— start Entries supplied —
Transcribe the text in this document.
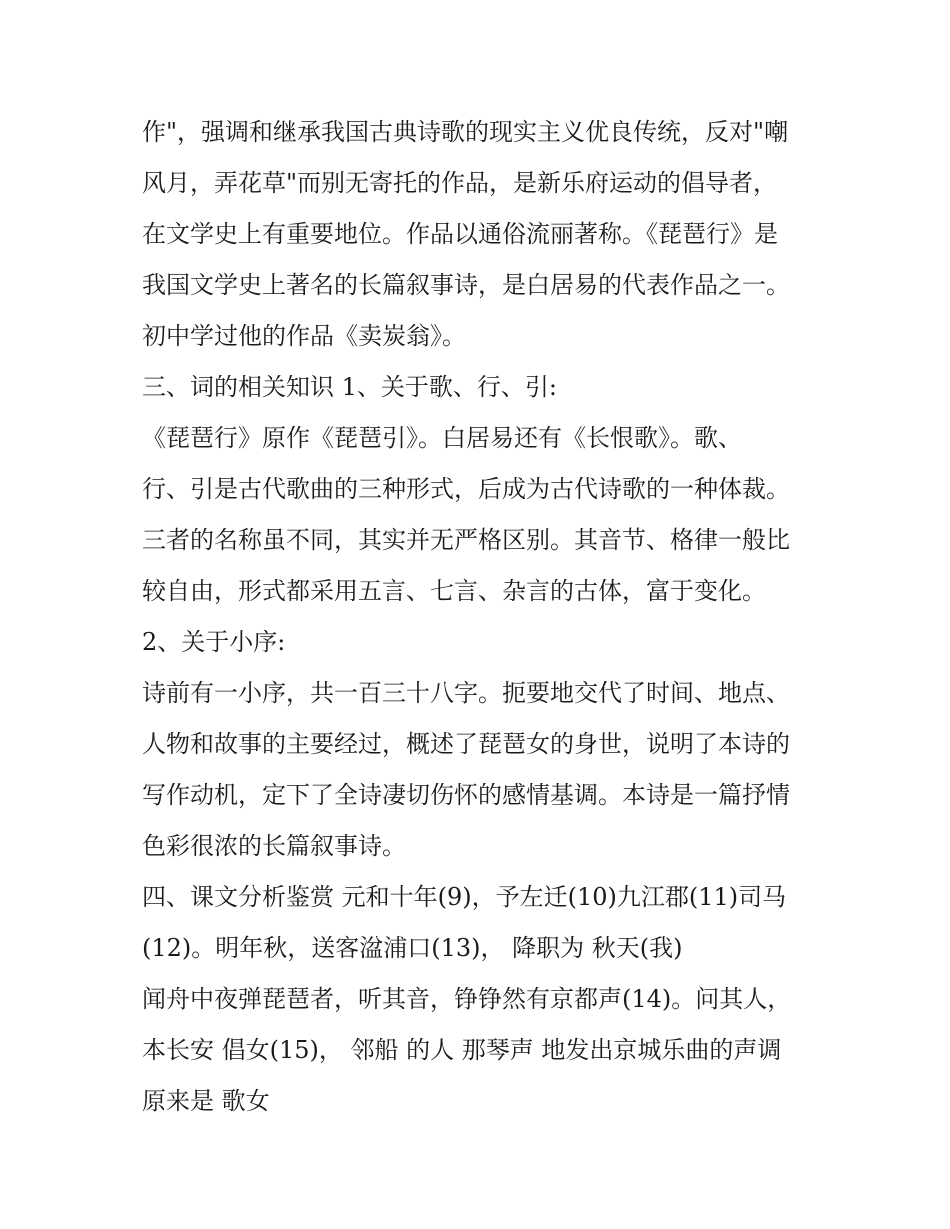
作"，强调和继承我国古典诗歌的现实主义优良传统，反对"嘲
风月，弄花草"而别无寄托的作品，是新乐府运动的倡导者，
在文学史上有重要地位。作品以通俗流丽著称。《琵琶行》是
我国文学史上著名的长篇叙事诗，是白居易的代表作品之一。
初中学过他的作品《卖炭翁》。
三、词的相关知识 1、关于歌、行、引:
《琵琶行》原作《琵琶引》。白居易还有《长恨歌》。歌、
行、引是古代歌曲的三种形式，后成为古代诗歌的一种体裁。
三者的名称虽不同，其实并无严格区别。其音节、格律一般比
较自由，形式都采用五言、七言、杂言的古体，富于变化。
2、关于小序:
诗前有一小序，共一百三十八字。扼要地交代了时间、地点、
人物和故事的主要经过，概述了琵琶女的身世，说明了本诗的
写作动机，定下了全诗凄切伤怀的感情基调。本诗是一篇抒情
色彩很浓的长篇叙事诗。
四、课文分析鉴赏 元和十年(9)，予左迁(10)九江郡(11)司马
(12)。明年秋，送客湓浦口(13)， 降职为 秋天(我)
闻舟中夜弹琵琶者，听其音，铮铮然有京都声(14)。问其人，
本长安 倡女(15)， 邻船 的人 那琴声 地发出京城乐曲的声调
原来是 歌女
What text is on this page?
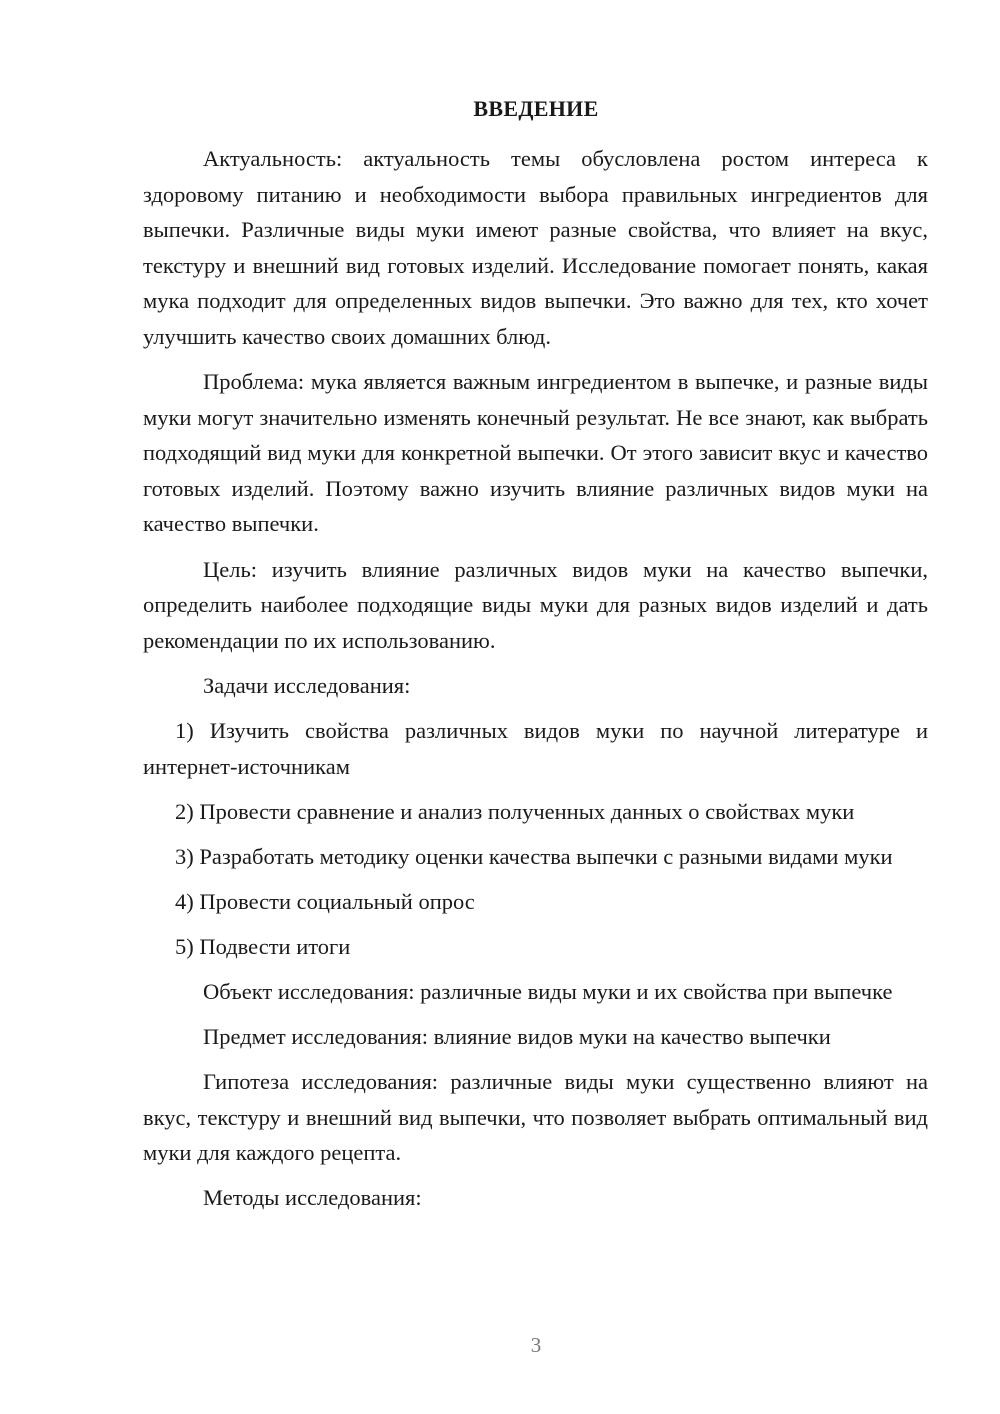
ВВЕДЕНИЕ

Актуальность: актуальность темы обусловлена ростом интереса к здоровому питанию и необходимости выбора правильных ингредиентов для выпечки. Различные виды муки имеют разные свойства, что влияет на вкус, текстуру и внешний вид готовых изделий. Исследование помогает понять, какая мука подходит для определенных видов выпечки. Это важно для тех, кто хочет улучшить качество своих домашних блюд.

Проблема: мука является важным ингредиентом в выпечке, и разные виды муки могут значительно изменять конечный результат. Не все знают, как выбрать подходящий вид муки для конкретной выпечки. От этого зависит вкус и качество готовых изделий. Поэтому важно изучить влияние различных видов муки на качество выпечки.

Цель: изучить влияние различных видов муки на качество выпечки, определить наиболее подходящие виды муки для разных видов изделий и дать рекомендации по их использованию.

Задачи исследования:

1) Изучить свойства различных видов муки по научной литературе и интернет-источникам

2) Провести сравнение и анализ полученных данных о свойствах муки

3) Разработать методику оценки качества выпечки с разными видами муки

4) Провести социальный опрос

5) Подвести итоги

Объект исследования: различные виды муки и их свойства при выпечке

Предмет исследования: влияние видов муки на качество выпечки

Гипотеза исследования: различные виды муки существенно влияют на вкус, текстуру и внешний вид выпечки, что позволяет выбрать оптимальный вид муки для каждого рецепта.

Методы исследования:

3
— end Entries supplied —
Written exercise:
Reproduce the records, all of them, word for word; omit the pictures.

Solution to the problem:
Transcribe the text in this document.
作"，强调和继承我国古典诗歌的现实主义优良传统，反对"嘲
风月，弄花草"而别无寄托的作品，是新乐府运动的倡导者，
在文学史上有重要地位。作品以通俗流丽著称。《琵琶行》是
我国文学史上著名的长篇叙事诗，是白居易的代表作品之一。
初中学过他的作品《卖炭翁》。
三、词的相关知识 1、关于歌、行、引:
《琵琶行》原作《琵琶引》。白居易还有《长恨歌》。歌、
行、引是古代歌曲的三种形式，后成为古代诗歌的一种体裁。
三者的名称虽不同，其实并无严格区别。其音节、格律一般比
较自由，形式都采用五言、七言、杂言的古体，富于变化。
2、关于小序:
诗前有一小序，共一百三十八字。扼要地交代了时间、地点、
人物和故事的主要经过，概述了琵琶女的身世，说明了本诗的
写作动机，定下了全诗凄切伤怀的感情基调。本诗是一篇抒情
色彩很浓的长篇叙事诗。
四、课文分析鉴赏 元和十年(9)，予左迁(10)九江郡(11)司马
(12)。明年秋，送客湓浦口(13)， 降职为 秋天(我)
闻舟中夜弹琵琶者，听其音，铮铮然有京都声(14)。问其人，
本长安 倡女(15)， 邻船 的人 那琴声 地发出京城乐曲的声调
原来是 歌女
What text is on this page?
ВВЕДЕНИЕ

Актуальность: актуальность темы обусловлена ростом интереса к здоровому питанию и необходимости выбора правильных ингредиентов для выпечки. Различные виды муки имеют разные свойства, что влияет на вкус, текстуру и внешний вид готовых изделий. Исследование помогает понять, какая мука подходит для определенных видов выпечки. Это важно для тех, кто хочет улучшить качество своих домашних блюд.

Проблема: мука является важным ингредиентом в выпечке, и разные виды муки могут значительно изменять конечный результат. Не все знают, как выбрать подходящий вид муки для конкретной выпечки. От этого зависит вкус и качество готовых изделий. Поэтому важно изучить влияние различных видов муки на качество выпечки.

Цель: изучить влияние различных видов муки на качество выпечки, определить наиболее подходящие виды муки для разных видов изделий и дать рекомендации по их использованию.

Задачи исследования:

1) Изучить свойства различных видов муки по научной литературе и интернет-источникам

2) Провести сравнение и анализ полученных данных о свойствах муки

3) Разработать методику оценки качества выпечки с разными видами муки

4) Провести социальный опрос

5) Подвести итоги

Объект исследования: различные виды муки и их свойства при выпечке

Предмет исследования: влияние видов муки на качество выпечки

Гипотеза исследования: различные виды муки существенно влияют на вкус, текстуру и внешний вид выпечки, что позволяет выбрать оптимальный вид муки для каждого рецепта.

Методы исследования:

3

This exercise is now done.